**Set exercise:** Each line that holds the word "мягкие" counts once. Give the total number of such lines and nothing else.

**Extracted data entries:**

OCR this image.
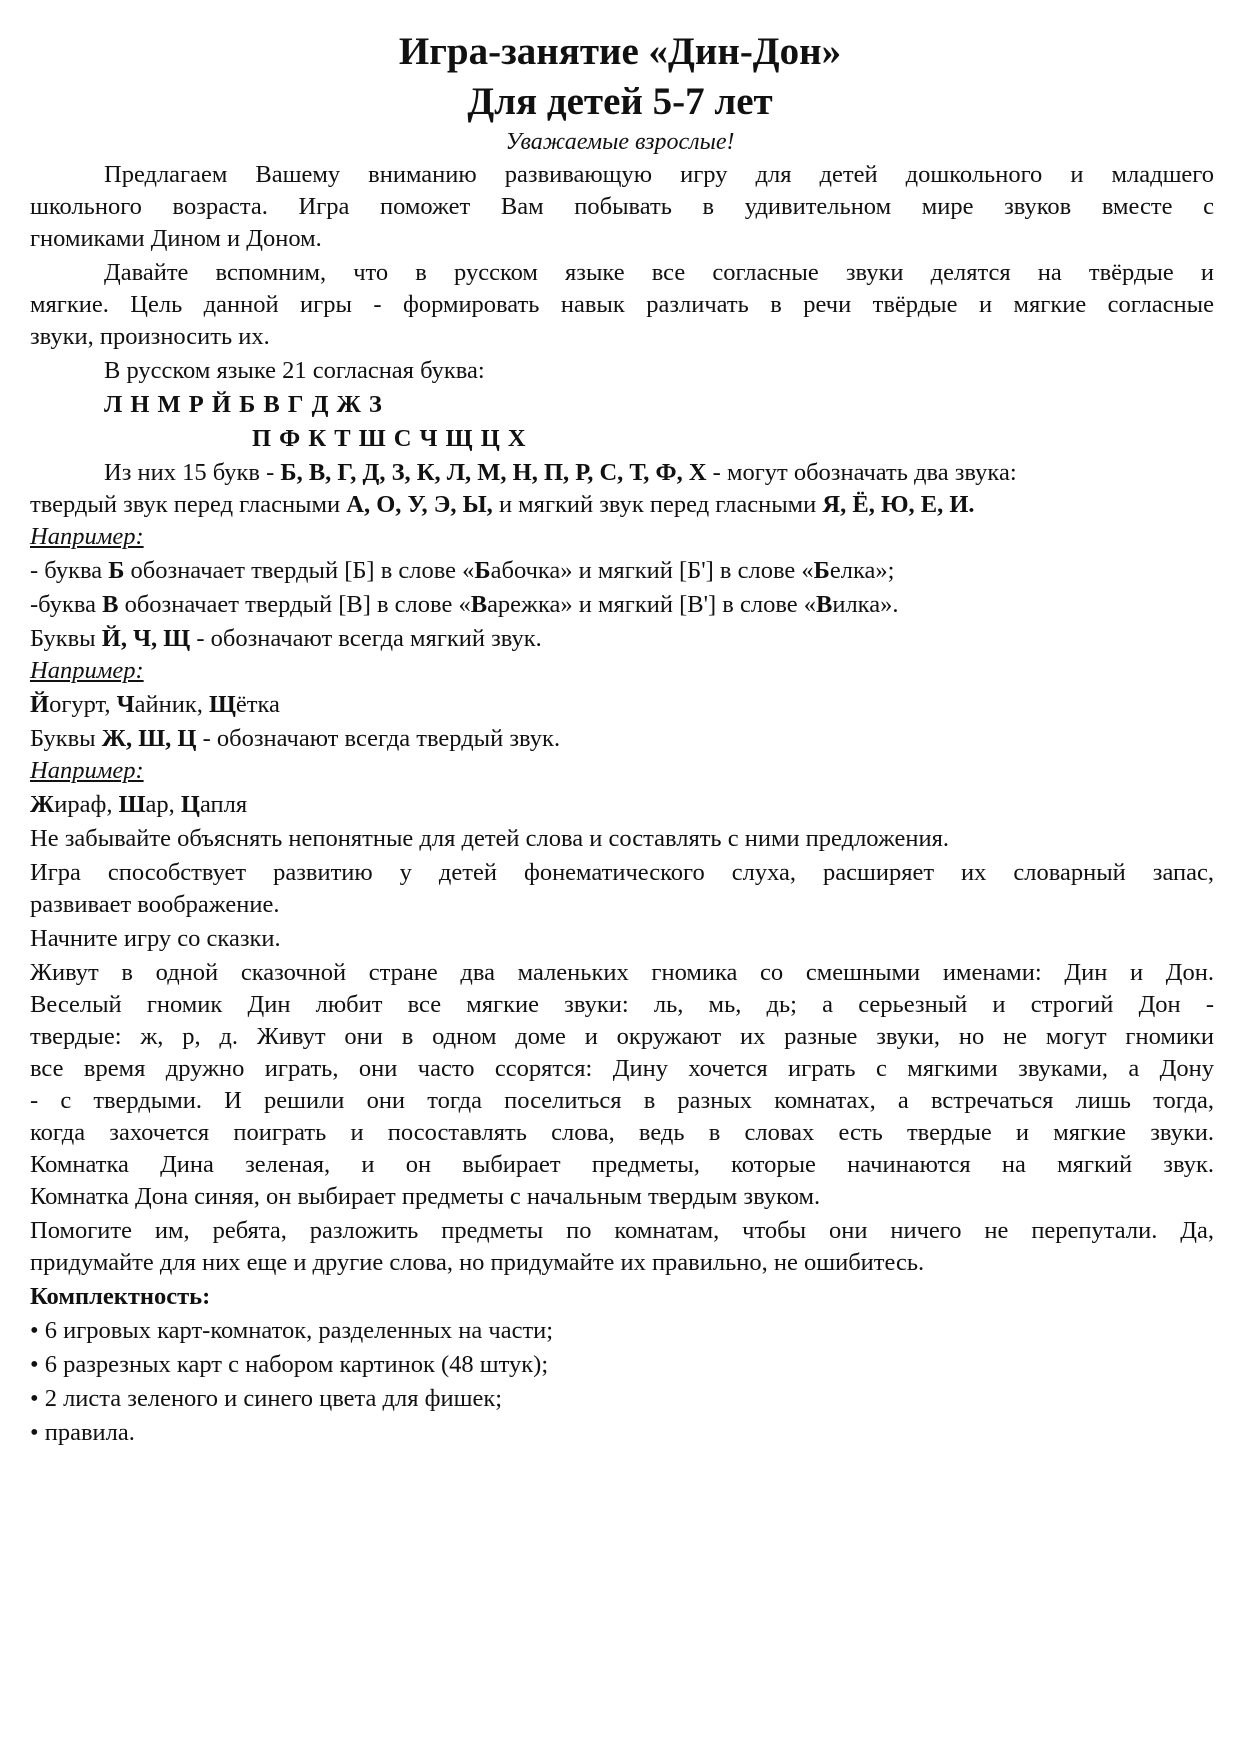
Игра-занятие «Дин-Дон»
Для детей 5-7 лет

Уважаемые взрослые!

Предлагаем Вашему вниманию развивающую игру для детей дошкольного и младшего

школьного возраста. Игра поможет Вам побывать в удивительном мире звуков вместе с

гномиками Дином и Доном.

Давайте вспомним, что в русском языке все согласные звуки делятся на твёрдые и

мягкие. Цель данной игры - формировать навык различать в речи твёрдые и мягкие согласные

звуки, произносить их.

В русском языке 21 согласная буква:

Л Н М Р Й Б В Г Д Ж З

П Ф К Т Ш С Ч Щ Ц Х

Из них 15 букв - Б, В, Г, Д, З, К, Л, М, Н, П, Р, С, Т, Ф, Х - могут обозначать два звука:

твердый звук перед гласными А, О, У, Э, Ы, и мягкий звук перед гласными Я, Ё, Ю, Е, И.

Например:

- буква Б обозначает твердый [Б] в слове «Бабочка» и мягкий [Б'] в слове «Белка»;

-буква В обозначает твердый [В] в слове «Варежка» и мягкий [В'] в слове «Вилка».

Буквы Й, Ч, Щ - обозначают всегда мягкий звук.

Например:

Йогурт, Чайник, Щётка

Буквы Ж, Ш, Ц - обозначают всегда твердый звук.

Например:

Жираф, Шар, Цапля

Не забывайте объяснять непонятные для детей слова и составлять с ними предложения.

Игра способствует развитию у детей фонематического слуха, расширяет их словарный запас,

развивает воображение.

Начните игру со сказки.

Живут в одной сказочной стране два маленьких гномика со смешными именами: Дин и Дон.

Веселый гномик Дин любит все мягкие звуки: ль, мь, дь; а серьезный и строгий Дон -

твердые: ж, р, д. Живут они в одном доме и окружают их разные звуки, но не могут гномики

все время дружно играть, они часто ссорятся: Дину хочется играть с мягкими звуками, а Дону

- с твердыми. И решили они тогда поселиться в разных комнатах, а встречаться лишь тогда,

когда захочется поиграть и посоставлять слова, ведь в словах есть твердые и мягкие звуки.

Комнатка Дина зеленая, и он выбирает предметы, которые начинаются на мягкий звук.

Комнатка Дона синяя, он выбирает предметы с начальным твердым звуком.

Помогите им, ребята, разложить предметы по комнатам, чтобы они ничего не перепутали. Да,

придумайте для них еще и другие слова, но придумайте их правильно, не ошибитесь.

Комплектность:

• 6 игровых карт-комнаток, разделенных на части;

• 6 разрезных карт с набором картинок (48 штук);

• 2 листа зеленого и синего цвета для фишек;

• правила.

**Written solution:** 3